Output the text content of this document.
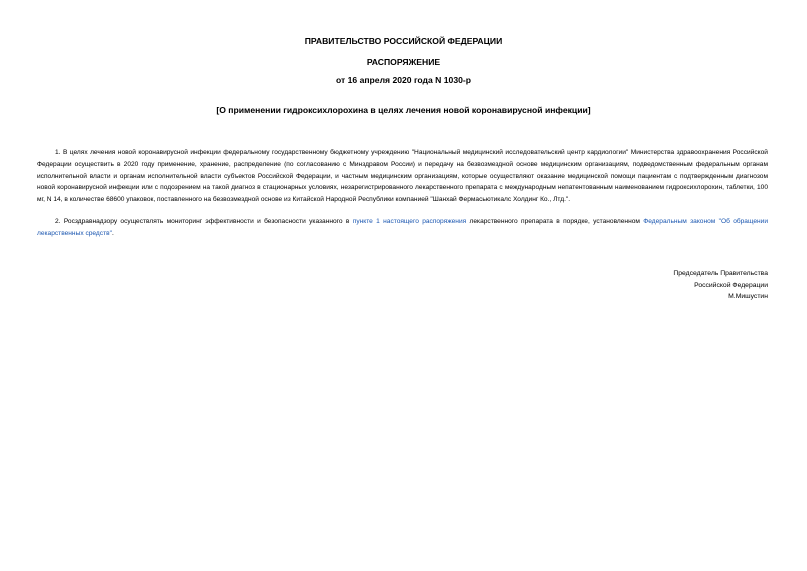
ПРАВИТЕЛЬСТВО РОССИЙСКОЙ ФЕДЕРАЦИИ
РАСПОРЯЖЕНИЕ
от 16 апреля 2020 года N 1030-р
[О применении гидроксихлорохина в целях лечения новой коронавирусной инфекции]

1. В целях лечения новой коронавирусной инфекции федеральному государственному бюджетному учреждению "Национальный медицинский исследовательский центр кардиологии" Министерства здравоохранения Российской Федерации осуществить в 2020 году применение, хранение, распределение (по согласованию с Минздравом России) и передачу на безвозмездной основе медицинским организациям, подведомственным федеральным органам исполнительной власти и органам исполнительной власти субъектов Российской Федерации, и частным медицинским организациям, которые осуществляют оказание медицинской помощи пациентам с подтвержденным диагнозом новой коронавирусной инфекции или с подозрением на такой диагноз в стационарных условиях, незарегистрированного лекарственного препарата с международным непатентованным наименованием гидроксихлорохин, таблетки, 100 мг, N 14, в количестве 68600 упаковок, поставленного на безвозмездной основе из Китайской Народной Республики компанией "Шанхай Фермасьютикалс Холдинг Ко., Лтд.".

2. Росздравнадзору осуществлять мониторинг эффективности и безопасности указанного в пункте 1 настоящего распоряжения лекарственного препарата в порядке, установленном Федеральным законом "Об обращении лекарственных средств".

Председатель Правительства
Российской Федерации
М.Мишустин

════════════════════

Short exercise >> Verbatim reproduction of every record is required; images are left out.

Answer >>
Output the text content of this document.
ПРАВИТЕЛЬСТВО РОССИЙСКОЙ ФЕДЕРАЦИИ
РАСПОРЯЖЕНИЕ
от 16 апреля 2020 года N 1030-р
[О применении гидроксихлорохина в целях лечения новой коронавирусной инфекции]

1. В целях лечения новой коронавирусной инфекции федеральному государственному бюджетному учреждению "Национальный медицинский исследовательский центр кардиологии" Министерства здравоохранения Российской Федерации осуществить в 2020 году применение, хранение, распределение (по согласованию с Минздравом России) и передачу на безвозмездной основе медицинским организациям, подведомственным федеральным органам исполнительной власти и органам исполнительной власти субъектов Российской Федерации, и частным медицинским организациям, которые осуществляют оказание медицинской помощи пациентам с подтвержденным диагнозом новой коронавирусной инфекции или с подозрением на такой диагноз в стационарных условиях, незарегистрированного лекарственного препарата с международным непатентованным наименованием гидроксихлорохин, таблетки, 100 мг, N 14, в количестве 68600 упаковок, поставленного на безвозмездной основе из Китайской Народной Республики компанией "Шанхай Фермасьютикалс Холдинг Ко., Лтд.".

2. Росздравнадзору осуществлять мониторинг эффективности и безопасности указанного в пункте 1 настоящего распоряжения лекарственного препарата в порядке, установленном Федеральным законом "Об обращении лекарственных средств".

Председатель Правительства
Российской Федерации
М.Мишустин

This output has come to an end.